Copy out all of the material exactly.

━━━ INFORMATION SUPPLIED ━━━

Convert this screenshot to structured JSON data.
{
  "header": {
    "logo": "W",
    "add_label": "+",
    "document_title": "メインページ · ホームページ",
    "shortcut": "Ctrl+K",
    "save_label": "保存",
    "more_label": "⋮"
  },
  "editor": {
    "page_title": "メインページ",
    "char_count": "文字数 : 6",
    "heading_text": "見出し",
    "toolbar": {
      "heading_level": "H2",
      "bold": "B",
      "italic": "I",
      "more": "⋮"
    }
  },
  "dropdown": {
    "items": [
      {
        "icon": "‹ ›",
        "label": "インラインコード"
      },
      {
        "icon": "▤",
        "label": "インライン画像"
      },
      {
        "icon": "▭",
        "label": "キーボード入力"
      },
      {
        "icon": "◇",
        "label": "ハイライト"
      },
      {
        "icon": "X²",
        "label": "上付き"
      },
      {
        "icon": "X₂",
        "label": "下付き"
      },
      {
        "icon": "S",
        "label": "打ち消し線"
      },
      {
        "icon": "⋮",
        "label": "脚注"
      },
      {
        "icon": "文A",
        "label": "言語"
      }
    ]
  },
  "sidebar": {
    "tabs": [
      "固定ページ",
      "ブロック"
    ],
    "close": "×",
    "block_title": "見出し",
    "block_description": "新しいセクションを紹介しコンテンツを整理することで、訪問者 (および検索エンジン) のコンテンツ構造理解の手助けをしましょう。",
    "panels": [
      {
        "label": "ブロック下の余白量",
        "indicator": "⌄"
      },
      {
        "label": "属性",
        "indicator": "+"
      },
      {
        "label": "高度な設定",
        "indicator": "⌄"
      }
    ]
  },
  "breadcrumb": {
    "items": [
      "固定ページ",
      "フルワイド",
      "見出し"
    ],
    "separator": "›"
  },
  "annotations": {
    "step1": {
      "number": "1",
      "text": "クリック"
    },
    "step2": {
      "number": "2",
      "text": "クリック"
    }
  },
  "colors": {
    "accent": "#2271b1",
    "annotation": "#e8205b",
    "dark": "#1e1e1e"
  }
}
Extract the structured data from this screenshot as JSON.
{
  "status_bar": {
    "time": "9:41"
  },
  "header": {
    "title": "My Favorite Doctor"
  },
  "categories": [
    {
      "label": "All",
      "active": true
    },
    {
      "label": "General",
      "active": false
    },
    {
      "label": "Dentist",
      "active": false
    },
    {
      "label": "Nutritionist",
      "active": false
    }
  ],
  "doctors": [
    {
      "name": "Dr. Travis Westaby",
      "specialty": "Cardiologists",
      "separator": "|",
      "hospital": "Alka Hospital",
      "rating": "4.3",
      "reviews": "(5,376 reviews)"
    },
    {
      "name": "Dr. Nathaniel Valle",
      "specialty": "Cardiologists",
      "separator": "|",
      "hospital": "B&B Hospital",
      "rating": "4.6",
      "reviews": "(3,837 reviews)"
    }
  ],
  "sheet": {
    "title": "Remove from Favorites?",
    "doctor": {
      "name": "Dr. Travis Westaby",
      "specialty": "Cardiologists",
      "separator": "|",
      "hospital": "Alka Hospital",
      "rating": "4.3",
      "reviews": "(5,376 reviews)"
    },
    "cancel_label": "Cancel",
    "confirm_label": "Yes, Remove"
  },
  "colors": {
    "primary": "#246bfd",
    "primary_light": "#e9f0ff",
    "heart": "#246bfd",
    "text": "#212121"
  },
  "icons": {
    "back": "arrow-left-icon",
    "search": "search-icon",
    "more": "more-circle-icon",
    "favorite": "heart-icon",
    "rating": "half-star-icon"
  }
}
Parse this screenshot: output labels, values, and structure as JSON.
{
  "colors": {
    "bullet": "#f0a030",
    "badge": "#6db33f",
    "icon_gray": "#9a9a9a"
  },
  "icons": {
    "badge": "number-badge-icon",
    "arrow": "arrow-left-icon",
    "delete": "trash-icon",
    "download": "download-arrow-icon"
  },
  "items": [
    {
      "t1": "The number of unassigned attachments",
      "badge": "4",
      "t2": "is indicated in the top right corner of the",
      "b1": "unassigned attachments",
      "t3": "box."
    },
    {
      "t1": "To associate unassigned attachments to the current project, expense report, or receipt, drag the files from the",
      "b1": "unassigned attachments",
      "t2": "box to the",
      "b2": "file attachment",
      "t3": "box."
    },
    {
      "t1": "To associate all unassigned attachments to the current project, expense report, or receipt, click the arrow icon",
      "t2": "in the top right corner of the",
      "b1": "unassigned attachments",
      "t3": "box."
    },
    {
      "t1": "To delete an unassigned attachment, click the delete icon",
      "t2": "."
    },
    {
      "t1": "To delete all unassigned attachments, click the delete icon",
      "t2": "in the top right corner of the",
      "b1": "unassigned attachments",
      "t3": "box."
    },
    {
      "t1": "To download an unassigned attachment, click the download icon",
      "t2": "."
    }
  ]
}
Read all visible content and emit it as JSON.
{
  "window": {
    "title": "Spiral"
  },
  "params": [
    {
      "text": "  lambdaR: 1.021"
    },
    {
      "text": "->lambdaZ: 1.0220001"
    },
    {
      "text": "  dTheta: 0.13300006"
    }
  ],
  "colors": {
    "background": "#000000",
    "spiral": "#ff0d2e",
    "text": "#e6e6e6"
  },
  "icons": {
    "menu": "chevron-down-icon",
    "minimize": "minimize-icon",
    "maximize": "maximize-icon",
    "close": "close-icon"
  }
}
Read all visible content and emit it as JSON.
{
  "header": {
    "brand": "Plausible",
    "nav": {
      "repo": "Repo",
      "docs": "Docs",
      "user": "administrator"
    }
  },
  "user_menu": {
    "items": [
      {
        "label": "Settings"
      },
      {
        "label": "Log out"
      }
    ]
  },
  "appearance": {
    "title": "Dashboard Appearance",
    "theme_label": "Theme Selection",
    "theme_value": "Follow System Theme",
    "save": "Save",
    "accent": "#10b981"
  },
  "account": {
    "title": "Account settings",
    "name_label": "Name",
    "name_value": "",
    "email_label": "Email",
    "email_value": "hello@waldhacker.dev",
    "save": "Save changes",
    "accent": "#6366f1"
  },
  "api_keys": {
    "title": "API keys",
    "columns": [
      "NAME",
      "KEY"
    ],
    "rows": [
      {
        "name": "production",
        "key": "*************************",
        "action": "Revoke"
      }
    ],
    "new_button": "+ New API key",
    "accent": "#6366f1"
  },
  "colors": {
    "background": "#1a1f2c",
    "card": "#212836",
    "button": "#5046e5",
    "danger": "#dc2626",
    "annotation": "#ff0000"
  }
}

━━━

_THE RESULT_
Convert this screenshot to structured JSON data.
{
  "header": {
    "logo": "W",
    "add_label": "+",
    "document_title": "メインページ · ホームページ",
    "shortcut": "Ctrl+K",
    "save_label": "保存",
    "more_label": "⋮"
  },
  "editor": {
    "page_title": "メインページ",
    "char_count": "文字数 : 6",
    "heading_text": "見出し",
    "toolbar": {
      "heading_level": "H2",
      "bold": "B",
      "italic": "I",
      "more": "⋮"
    }
  },
  "dropdown": {
    "items": [
      {
        "icon": "‹ ›",
        "label": "インラインコード"
      },
      {
        "icon": "▤",
        "label": "インライン画像"
      },
      {
        "icon": "▭",
        "label": "キーボード入力"
      },
      {
        "icon": "◇",
        "label": "ハイライト"
      },
      {
        "icon": "X²",
        "label": "上付き"
      },
      {
        "icon": "X₂",
        "label": "下付き"
      },
      {
        "icon": "S",
        "label": "打ち消し線"
      },
      {
        "icon": "⋮",
        "label": "脚注"
      },
      {
        "icon": "文A",
        "label": "言語"
      }
    ]
  },
  "sidebar": {
    "tabs": [
      "固定ページ",
      "ブロック"
    ],
    "close": "×",
    "block_title": "見出し",
    "block_description": "新しいセクションを紹介しコンテンツを整理することで、訪問者 (および検索エンジン) のコンテンツ構造理解の手助けをしましょう。",
    "panels": [
      {
        "label": "ブロック下の余白量",
        "indicator": "⌄"
      },
      {
        "label": "属性",
        "indicator": "+"
      },
      {
        "label": "高度な設定",
        "indicator": "⌄"
      }
    ]
  },
  "breadcrumb": {
    "items": [
      "固定ページ",
      "フルワイド",
      "見出し"
    ],
    "separator": "›"
  },
  "annotations": {
    "step1": {
      "number": "1",
      "text": "クリック"
    },
    "step2": {
      "number": "2",
      "text": "クリック"
    }
  },
  "colors": {
    "accent": "#2271b1",
    "annotation": "#e8205b",
    "dark": "#1e1e1e"
  }
}
Extract the structured data from this screenshot as JSON.
{
  "status_bar": {
    "time": "9:41"
  },
  "header": {
    "title": "My Favorite Doctor"
  },
  "categories": [
    {
      "label": "All",
      "active": true
    },
    {
      "label": "General",
      "active": false
    },
    {
      "label": "Dentist",
      "active": false
    },
    {
      "label": "Nutritionist",
      "active": false
    }
  ],
  "doctors": [
    {
      "name": "Dr. Travis Westaby",
      "specialty": "Cardiologists",
      "separator": "|",
      "hospital": "Alka Hospital",
      "rating": "4.3",
      "reviews": "(5,376 reviews)"
    },
    {
      "name": "Dr. Nathaniel Valle",
      "specialty": "Cardiologists",
      "separator": "|",
      "hospital": "B&B Hospital",
      "rating": "4.6",
      "reviews": "(3,837 reviews)"
    }
  ],
  "sheet": {
    "title": "Remove from Favorites?",
    "doctor": {
      "name": "Dr. Travis Westaby",
      "specialty": "Cardiologists",
      "separator": "|",
      "hospital": "Alka Hospital",
      "rating": "4.3",
      "reviews": "(5,376 reviews)"
    },
    "cancel_label": "Cancel",
    "confirm_label": "Yes, Remove"
  },
  "colors": {
    "primary": "#246bfd",
    "primary_light": "#e9f0ff",
    "heart": "#246bfd",
    "text": "#212121"
  },
  "icons": {
    "back": "arrow-left-icon",
    "search": "search-icon",
    "more": "more-circle-icon",
    "favorite": "heart-icon",
    "rating": "half-star-icon"
  }
}
Parse this screenshot: output labels, values, and structure as JSON.
{
  "colors": {
    "bullet": "#f0a030",
    "badge": "#6db33f",
    "icon_gray": "#9a9a9a"
  },
  "icons": {
    "badge": "number-badge-icon",
    "arrow": "arrow-left-icon",
    "delete": "trash-icon",
    "download": "download-arrow-icon"
  },
  "items": [
    {
      "t1": "The number of unassigned attachments",
      "badge": "4",
      "t2": "is indicated in the top right corner of the",
      "b1": "unassigned attachments",
      "t3": "box."
    },
    {
      "t1": "To associate unassigned attachments to the current project, expense report, or receipt, drag the files from the",
      "b1": "unassigned attachments",
      "t2": "box to the",
      "b2": "file attachment",
      "t3": "box."
    },
    {
      "t1": "To associate all unassigned attachments to the current project, expense report, or receipt, click the arrow icon",
      "t2": "in the top right corner of the",
      "b1": "unassigned attachments",
      "t3": "box."
    },
    {
      "t1": "To delete an unassigned attachment, click the delete icon",
      "t2": "."
    },
    {
      "t1": "To delete all unassigned attachments, click the delete icon",
      "t2": "in the top right corner of the",
      "b1": "unassigned attachments",
      "t3": "box."
    },
    {
      "t1": "To download an unassigned attachment, click the download icon",
      "t2": "."
    }
  ]
}
Read all visible content and emit it as JSON.
{
  "window": {
    "title": "Spiral"
  },
  "params": [
    {
      "text": "  lambdaR: 1.021"
    },
    {
      "text": "->lambdaZ: 1.0220001"
    },
    {
      "text": "  dTheta: 0.13300006"
    }
  ],
  "colors": {
    "background": "#000000",
    "spiral": "#ff0d2e",
    "text": "#e6e6e6"
  },
  "icons": {
    "menu": "chevron-down-icon",
    "minimize": "minimize-icon",
    "maximize": "maximize-icon",
    "close": "close-icon"
  }
}
Read all visible content and emit it as JSON.
{
  "header": {
    "brand": "Plausible",
    "nav": {
      "repo": "Repo",
      "docs": "Docs",
      "user": "administrator"
    }
  },
  "user_menu": {
    "items": [
      {
        "label": "Settings"
      },
      {
        "label": "Log out"
      }
    ]
  },
  "appearance": {
    "title": "Dashboard Appearance",
    "theme_label": "Theme Selection",
    "theme_value": "Follow System Theme",
    "save": "Save",
    "accent": "#10b981"
  },
  "account": {
    "title": "Account settings",
    "name_label": "Name",
    "name_value": "",
    "email_label": "Email",
    "email_value": "hello@waldhacker.dev",
    "save": "Save changes",
    "accent": "#6366f1"
  },
  "api_keys": {
    "title": "API keys",
    "columns": [
      "NAME",
      "KEY"
    ],
    "rows": [
      {
        "name": "production",
        "key": "*************************",
        "action": "Revoke"
      }
    ],
    "new_button": "+ New API key",
    "accent": "#6366f1"
  },
  "colors": {
    "background": "#1a1f2c",
    "card": "#212836",
    "button": "#5046e5",
    "danger": "#dc2626",
    "annotation": "#ff0000"
  }
}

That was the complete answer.